## Records supplied

----

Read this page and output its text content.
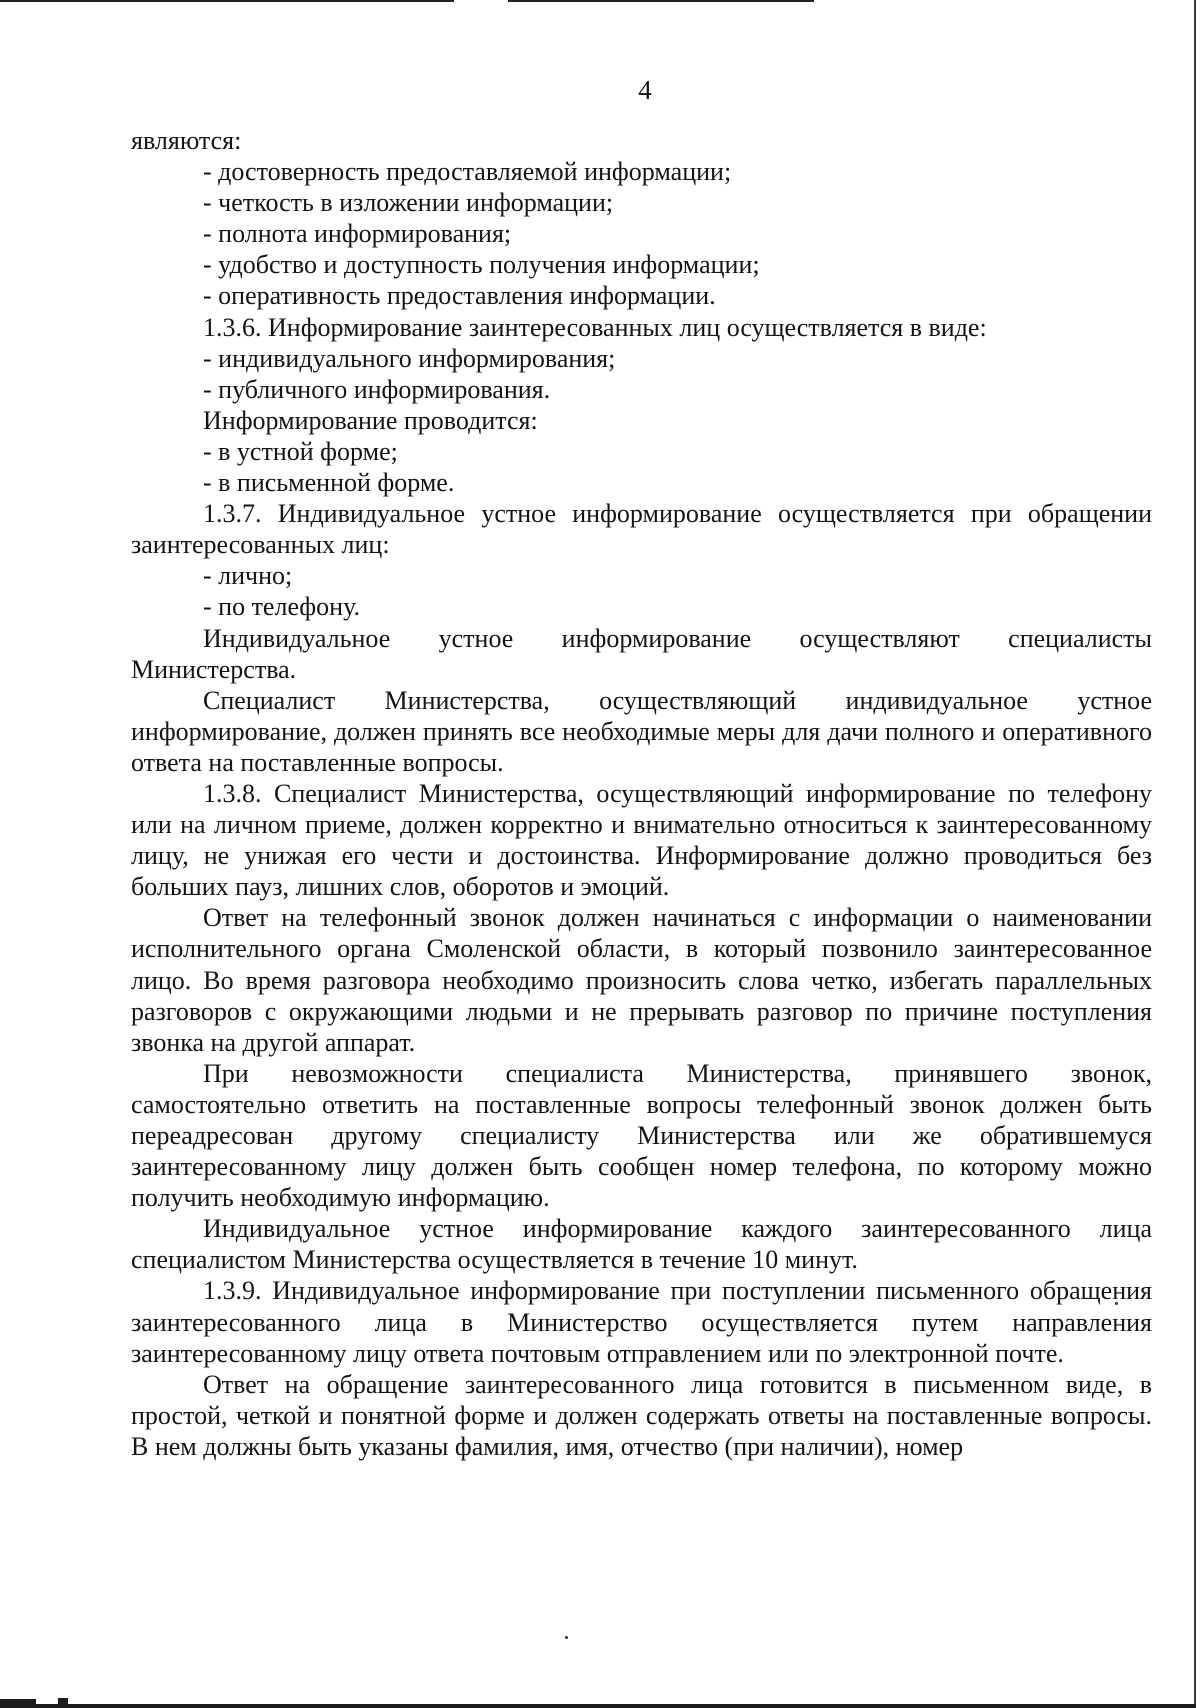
4

являются:

- достоверность предоставляемой информации;

- четкость в изложении информации;

- полнота информирования;

- удобство и доступность получения информации;

- оперативность предоставления информации.

1.3.6. Информирование заинтересованных лиц осуществляется в виде:

- индивидуального информирования;

- публичного информирования.

Информирование проводится:

- в устной форме;

- в письменной форме.

1.3.7. Индивидуальное устное информирование осуществляется при обращении заинтересованных лиц:

- лично;

- по телефону.

Индивидуальное устное информирование осуществляют специалисты Министерства.

Специалист Министерства, осуществляющий индивидуальное устное информирование, должен принять все необходимые меры для дачи полного и оперативного ответа на поставленные вопросы.

1.3.8. Специалист Министерства, осуществляющий информирование по телефону или на личном приеме, должен корректно и внимательно относиться к заинтересованному лицу, не унижая его чести и достоинства. Информирование должно проводиться без больших пауз, лишних слов, оборотов и эмоций.

Ответ на телефонный звонок должен начинаться с информации о наименовании исполнительного органа Смоленской области, в который позвонило заинтересованное лицо. Во время разговора необходимо произносить слова четко, избегать параллельных разговоров с окружающими людьми и не прерывать разговор по причине поступления звонка на другой аппарат.

При невозможности специалиста Министерства, принявшего звонок, самостоятельно ответить на поставленные вопросы телефонный звонок должен быть переадресован другому специалисту Министерства или же обратившемуся заинтересованному лицу должен быть сообщен номер телефона, по которому можно получить необходимую информацию.

Индивидуальное устное информирование каждого заинтересованного лица специалистом Министерства осуществляется в течение 10 минут.

1.3.9. Индивидуальное информирование при поступлении письменного обращения заинтересованного лица в Министерство осуществляется путем направления заинтересованному лицу ответа почтовым отправлением или по электронной почте.

Ответ на обращение заинтересованного лица готовится в письменном виде, в простой, четкой и понятной форме и должен содержать ответы на поставленные вопросы. В нем должны быть указаны фамилия, имя, отчество (при наличии), номер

----

Lines that hold "звонок" are the ones to copy; find all of them.

Ответ на телефонный звонок должен начинаться с информации о наименовании исполнительного органа Смоленской области, в который позвонило заинтересованное лицо. Во время разговора необходимо произносить слова четко, избегать параллельных разговоров с окружающими людьми и не прерывать разговор по причине поступления звонка на другой аппарат.
При невозможности специалиста Министерства, принявшего звонок, самостоятельно ответить на поставленные вопросы телефонный звонок должен быть переадресован другому специалисту Министерства или же обратившемуся заинтересованному лицу должен быть сообщен номер телефона, по которому можно получить необходимую информацию.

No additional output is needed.